AIM: Repeat exactly each line of the data provided below.

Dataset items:
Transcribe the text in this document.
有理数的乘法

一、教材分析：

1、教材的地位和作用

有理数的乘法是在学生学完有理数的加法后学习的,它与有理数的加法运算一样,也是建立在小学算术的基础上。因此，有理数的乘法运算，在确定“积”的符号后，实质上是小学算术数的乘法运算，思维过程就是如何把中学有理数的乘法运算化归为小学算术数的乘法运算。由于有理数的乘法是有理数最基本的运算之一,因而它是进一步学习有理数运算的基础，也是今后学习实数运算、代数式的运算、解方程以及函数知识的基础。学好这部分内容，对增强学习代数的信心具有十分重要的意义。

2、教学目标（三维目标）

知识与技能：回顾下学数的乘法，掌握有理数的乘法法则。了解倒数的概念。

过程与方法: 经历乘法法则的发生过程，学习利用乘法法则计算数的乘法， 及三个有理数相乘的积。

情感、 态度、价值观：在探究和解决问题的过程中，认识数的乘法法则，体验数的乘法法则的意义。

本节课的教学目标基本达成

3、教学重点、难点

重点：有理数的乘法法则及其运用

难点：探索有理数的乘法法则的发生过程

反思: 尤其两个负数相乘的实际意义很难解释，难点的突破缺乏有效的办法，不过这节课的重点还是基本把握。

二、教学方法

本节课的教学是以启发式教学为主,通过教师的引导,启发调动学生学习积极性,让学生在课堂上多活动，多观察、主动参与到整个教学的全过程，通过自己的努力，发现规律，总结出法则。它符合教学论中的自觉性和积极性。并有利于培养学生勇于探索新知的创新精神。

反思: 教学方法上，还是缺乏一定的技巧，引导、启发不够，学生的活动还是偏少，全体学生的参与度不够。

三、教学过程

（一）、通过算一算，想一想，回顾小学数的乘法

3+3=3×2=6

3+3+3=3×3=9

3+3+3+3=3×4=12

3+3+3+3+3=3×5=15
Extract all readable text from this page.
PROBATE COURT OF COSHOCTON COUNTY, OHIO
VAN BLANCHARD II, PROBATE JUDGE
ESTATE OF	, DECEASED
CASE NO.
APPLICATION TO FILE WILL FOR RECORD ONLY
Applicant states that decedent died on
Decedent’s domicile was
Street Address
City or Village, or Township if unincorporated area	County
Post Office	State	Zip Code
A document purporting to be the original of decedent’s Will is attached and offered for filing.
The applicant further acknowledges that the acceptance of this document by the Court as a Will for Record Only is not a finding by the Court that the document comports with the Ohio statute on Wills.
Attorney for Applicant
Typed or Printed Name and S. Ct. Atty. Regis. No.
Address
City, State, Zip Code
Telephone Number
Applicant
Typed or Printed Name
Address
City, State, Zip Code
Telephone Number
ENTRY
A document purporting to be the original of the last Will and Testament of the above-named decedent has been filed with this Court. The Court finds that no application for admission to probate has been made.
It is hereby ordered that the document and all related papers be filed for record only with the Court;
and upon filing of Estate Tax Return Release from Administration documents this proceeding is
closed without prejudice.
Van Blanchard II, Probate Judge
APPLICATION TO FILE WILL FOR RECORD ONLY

EXERCISE SOLUTION:
Transcribe the text in this document.
有理数的乘法

一、教材分析：

1、教材的地位和作用

有理数的乘法是在学生学完有理数的加法后学习的,它与有理数的加法运算一样,也是建立在小学算术的基础上。因此，有理数的乘法运算，在确定“积”的符号后，实质上是小学算术数的乘法运算，思维过程就是如何把中学有理数的乘法运算化归为小学算术数的乘法运算。由于有理数的乘法是有理数最基本的运算之一,因而它是进一步学习有理数运算的基础，也是今后学习实数运算、代数式的运算、解方程以及函数知识的基础。学好这部分内容，对增强学习代数的信心具有十分重要的意义。

2、教学目标（三维目标）

知识与技能：回顾下学数的乘法，掌握有理数的乘法法则。了解倒数的概念。

过程与方法: 经历乘法法则的发生过程，学习利用乘法法则计算数的乘法， 及三个有理数相乘的积。

情感、 态度、价值观：在探究和解决问题的过程中，认识数的乘法法则，体验数的乘法法则的意义。

本节课的教学目标基本达成

3、教学重点、难点

重点：有理数的乘法法则及其运用

难点：探索有理数的乘法法则的发生过程

反思: 尤其两个负数相乘的实际意义很难解释，难点的突破缺乏有效的办法，不过这节课的重点还是基本把握。

二、教学方法

本节课的教学是以启发式教学为主,通过教师的引导,启发调动学生学习积极性,让学生在课堂上多活动，多观察、主动参与到整个教学的全过程，通过自己的努力，发现规律，总结出法则。它符合教学论中的自觉性和积极性。并有利于培养学生勇于探索新知的创新精神。

反思: 教学方法上，还是缺乏一定的技巧，引导、启发不够，学生的活动还是偏少，全体学生的参与度不够。

三、教学过程

（一）、通过算一算，想一想，回顾小学数的乘法

3+3=3×2=6

3+3+3=3×3=9

3+3+3+3=3×4=12

3+3+3+3+3=3×5=15
Extract all readable text from this page.
PROBATE COURT OF COSHOCTON COUNTY, OHIO
VAN BLANCHARD II, PROBATE JUDGE
ESTATE OF	, DECEASED
CASE NO.
APPLICATION TO FILE WILL FOR RECORD ONLY
Applicant states that decedent died on
Decedent’s domicile was
Street Address
City or Village, or Township if unincorporated area	County
Post Office	State	Zip Code
A document purporting to be the original of decedent’s Will is attached and offered for filing.
The applicant further acknowledges that the acceptance of this document by the Court as a Will for Record Only is not a finding by the Court that the document comports with the Ohio statute on Wills.
Attorney for Applicant
Typed or Printed Name and S. Ct. Atty. Regis. No.
Address
City, State, Zip Code
Telephone Number
Applicant
Typed or Printed Name
Address
City, State, Zip Code
Telephone Number
ENTRY
A document purporting to be the original of the last Will and Testament of the above-named decedent has been filed with this Court. The Court finds that no application for admission to probate has been made.
It is hereby ordered that the document and all related papers be filed for record only with the Court;
and upon filing of Estate Tax Return Release from Administration documents this proceeding is
closed without prejudice.
Van Blanchard II, Probate Judge
APPLICATION TO FILE WILL FOR RECORD ONLY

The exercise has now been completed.